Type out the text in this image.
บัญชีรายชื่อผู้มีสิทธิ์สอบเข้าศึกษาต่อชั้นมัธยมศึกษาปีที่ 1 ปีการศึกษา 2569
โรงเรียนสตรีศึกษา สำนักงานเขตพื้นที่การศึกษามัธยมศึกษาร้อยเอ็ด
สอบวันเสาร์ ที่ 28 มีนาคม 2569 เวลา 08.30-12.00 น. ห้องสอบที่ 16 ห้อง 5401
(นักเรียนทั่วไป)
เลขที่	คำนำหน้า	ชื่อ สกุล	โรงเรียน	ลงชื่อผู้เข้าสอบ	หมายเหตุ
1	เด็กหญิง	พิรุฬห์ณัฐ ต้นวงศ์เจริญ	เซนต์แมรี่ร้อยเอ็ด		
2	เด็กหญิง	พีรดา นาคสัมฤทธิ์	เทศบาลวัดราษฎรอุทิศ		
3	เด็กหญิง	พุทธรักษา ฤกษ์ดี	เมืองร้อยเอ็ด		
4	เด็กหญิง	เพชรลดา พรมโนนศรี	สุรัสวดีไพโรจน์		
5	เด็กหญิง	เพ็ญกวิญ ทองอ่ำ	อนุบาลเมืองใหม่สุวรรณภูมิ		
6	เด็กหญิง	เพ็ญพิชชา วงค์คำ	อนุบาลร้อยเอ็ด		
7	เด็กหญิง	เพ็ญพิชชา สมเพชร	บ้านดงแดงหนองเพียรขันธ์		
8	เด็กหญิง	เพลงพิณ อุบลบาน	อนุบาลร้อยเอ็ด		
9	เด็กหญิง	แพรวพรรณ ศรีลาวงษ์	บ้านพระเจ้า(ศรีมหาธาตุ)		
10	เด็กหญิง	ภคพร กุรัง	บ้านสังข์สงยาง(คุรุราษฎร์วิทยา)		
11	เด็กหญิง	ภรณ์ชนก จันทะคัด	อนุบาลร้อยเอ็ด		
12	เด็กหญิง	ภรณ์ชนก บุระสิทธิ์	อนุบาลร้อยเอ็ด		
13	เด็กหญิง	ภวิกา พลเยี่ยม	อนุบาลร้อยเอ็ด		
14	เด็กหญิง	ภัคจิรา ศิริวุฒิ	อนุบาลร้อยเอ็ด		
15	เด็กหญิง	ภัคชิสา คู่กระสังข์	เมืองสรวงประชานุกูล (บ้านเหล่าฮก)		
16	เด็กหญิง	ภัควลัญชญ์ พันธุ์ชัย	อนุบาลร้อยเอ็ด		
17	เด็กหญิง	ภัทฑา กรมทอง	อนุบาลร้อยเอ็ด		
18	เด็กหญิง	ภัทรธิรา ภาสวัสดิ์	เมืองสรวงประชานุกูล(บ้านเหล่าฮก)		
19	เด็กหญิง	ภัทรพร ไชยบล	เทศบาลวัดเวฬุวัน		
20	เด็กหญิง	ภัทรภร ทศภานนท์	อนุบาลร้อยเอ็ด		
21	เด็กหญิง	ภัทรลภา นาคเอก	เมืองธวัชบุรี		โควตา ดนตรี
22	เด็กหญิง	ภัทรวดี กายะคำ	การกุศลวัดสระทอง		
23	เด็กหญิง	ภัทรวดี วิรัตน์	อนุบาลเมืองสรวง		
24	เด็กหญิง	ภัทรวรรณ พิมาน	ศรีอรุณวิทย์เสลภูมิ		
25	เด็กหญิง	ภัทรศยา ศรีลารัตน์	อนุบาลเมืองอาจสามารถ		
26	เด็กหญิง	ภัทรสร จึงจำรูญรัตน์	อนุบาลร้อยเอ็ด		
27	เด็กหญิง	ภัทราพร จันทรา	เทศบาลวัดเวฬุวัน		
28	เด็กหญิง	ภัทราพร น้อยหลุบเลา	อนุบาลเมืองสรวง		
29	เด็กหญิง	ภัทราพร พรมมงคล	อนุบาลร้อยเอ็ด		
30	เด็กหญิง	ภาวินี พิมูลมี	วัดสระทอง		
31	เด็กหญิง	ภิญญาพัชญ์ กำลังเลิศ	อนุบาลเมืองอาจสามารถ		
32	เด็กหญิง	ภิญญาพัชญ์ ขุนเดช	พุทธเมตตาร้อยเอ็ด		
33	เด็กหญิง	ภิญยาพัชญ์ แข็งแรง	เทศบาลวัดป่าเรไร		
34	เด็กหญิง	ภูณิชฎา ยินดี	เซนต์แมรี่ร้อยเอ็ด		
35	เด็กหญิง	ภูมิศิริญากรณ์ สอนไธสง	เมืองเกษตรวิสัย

→ INSTRUCTIONS TO FOLLOW: Repeat the data above exactly.

→ EXERCISE OUTPUT:
Type out the text in this image.
บัญชีรายชื่อผู้มีสิทธิ์สอบเข้าศึกษาต่อชั้นมัธยมศึกษาปีที่ 1 ปีการศึกษา 2569
โรงเรียนสตรีศึกษา สำนักงานเขตพื้นที่การศึกษามัธยมศึกษาร้อยเอ็ด
สอบวันเสาร์ ที่ 28 มีนาคม 2569 เวลา 08.30-12.00 น. ห้องสอบที่ 16 ห้อง 5401
(นักเรียนทั่วไป)
เลขที่	คำนำหน้า	ชื่อ สกุล	โรงเรียน	ลงชื่อผู้เข้าสอบ	หมายเหตุ
1	เด็กหญิง	พิรุฬห์ณัฐ ต้นวงศ์เจริญ	เซนต์แมรี่ร้อยเอ็ด		
2	เด็กหญิง	พีรดา นาคสัมฤทธิ์	เทศบาลวัดราษฎรอุทิศ		
3	เด็กหญิง	พุทธรักษา ฤกษ์ดี	เมืองร้อยเอ็ด		
4	เด็กหญิง	เพชรลดา พรมโนนศรี	สุรัสวดีไพโรจน์		
5	เด็กหญิง	เพ็ญกวิญ ทองอ่ำ	อนุบาลเมืองใหม่สุวรรณภูมิ		
6	เด็กหญิง	เพ็ญพิชชา วงค์คำ	อนุบาลร้อยเอ็ด		
7	เด็กหญิง	เพ็ญพิชชา สมเพชร	บ้านดงแดงหนองเพียรขันธ์		
8	เด็กหญิง	เพลงพิณ อุบลบาน	อนุบาลร้อยเอ็ด		
9	เด็กหญิง	แพรวพรรณ ศรีลาวงษ์	บ้านพระเจ้า(ศรีมหาธาตุ)		
10	เด็กหญิง	ภคพร กุรัง	บ้านสังข์สงยาง(คุรุราษฎร์วิทยา)		
11	เด็กหญิง	ภรณ์ชนก จันทะคัด	อนุบาลร้อยเอ็ด		
12	เด็กหญิง	ภรณ์ชนก บุระสิทธิ์	อนุบาลร้อยเอ็ด		
13	เด็กหญิง	ภวิกา พลเยี่ยม	อนุบาลร้อยเอ็ด		
14	เด็กหญิง	ภัคจิรา ศิริวุฒิ	อนุบาลร้อยเอ็ด		
15	เด็กหญิง	ภัคชิสา คู่กระสังข์	เมืองสรวงประชานุกูล (บ้านเหล่าฮก)		
16	เด็กหญิง	ภัควลัญชญ์ พันธุ์ชัย	อนุบาลร้อยเอ็ด		
17	เด็กหญิง	ภัทฑา กรมทอง	อนุบาลร้อยเอ็ด		
18	เด็กหญิง	ภัทรธิรา ภาสวัสดิ์	เมืองสรวงประชานุกูล(บ้านเหล่าฮก)		
19	เด็กหญิง	ภัทรพร ไชยบล	เทศบาลวัดเวฬุวัน		
20	เด็กหญิง	ภัทรภร ทศภานนท์	อนุบาลร้อยเอ็ด		
21	เด็กหญิง	ภัทรลภา นาคเอก	เมืองธวัชบุรี		โควตา ดนตรี
22	เด็กหญิง	ภัทรวดี กายะคำ	การกุศลวัดสระทอง		
23	เด็กหญิง	ภัทรวดี วิรัตน์	อนุบาลเมืองสรวง		
24	เด็กหญิง	ภัทรวรรณ พิมาน	ศรีอรุณวิทย์เสลภูมิ		
25	เด็กหญิง	ภัทรศยา ศรีลารัตน์	อนุบาลเมืองอาจสามารถ		
26	เด็กหญิง	ภัทรสร จึงจำรูญรัตน์	อนุบาลร้อยเอ็ด		
27	เด็กหญิง	ภัทราพร จันทรา	เทศบาลวัดเวฬุวัน		
28	เด็กหญิง	ภัทราพร น้อยหลุบเลา	อนุบาลเมืองสรวง		
29	เด็กหญิง	ภัทราพร พรมมงคล	อนุบาลร้อยเอ็ด		
30	เด็กหญิง	ภาวินี พิมูลมี	วัดสระทอง		
31	เด็กหญิง	ภิญญาพัชญ์ กำลังเลิศ	อนุบาลเมืองอาจสามารถ		
32	เด็กหญิง	ภิญญาพัชญ์ ขุนเดช	พุทธเมตตาร้อยเอ็ด		
33	เด็กหญิง	ภิญยาพัชญ์ แข็งแรง	เทศบาลวัดป่าเรไร		
34	เด็กหญิง	ภูณิชฎา ยินดี	เซนต์แมรี่ร้อยเอ็ด		
35	เด็กหญิง	ภูมิศิริญากรณ์ สอนไธสง	เมืองเกษตรวิสัย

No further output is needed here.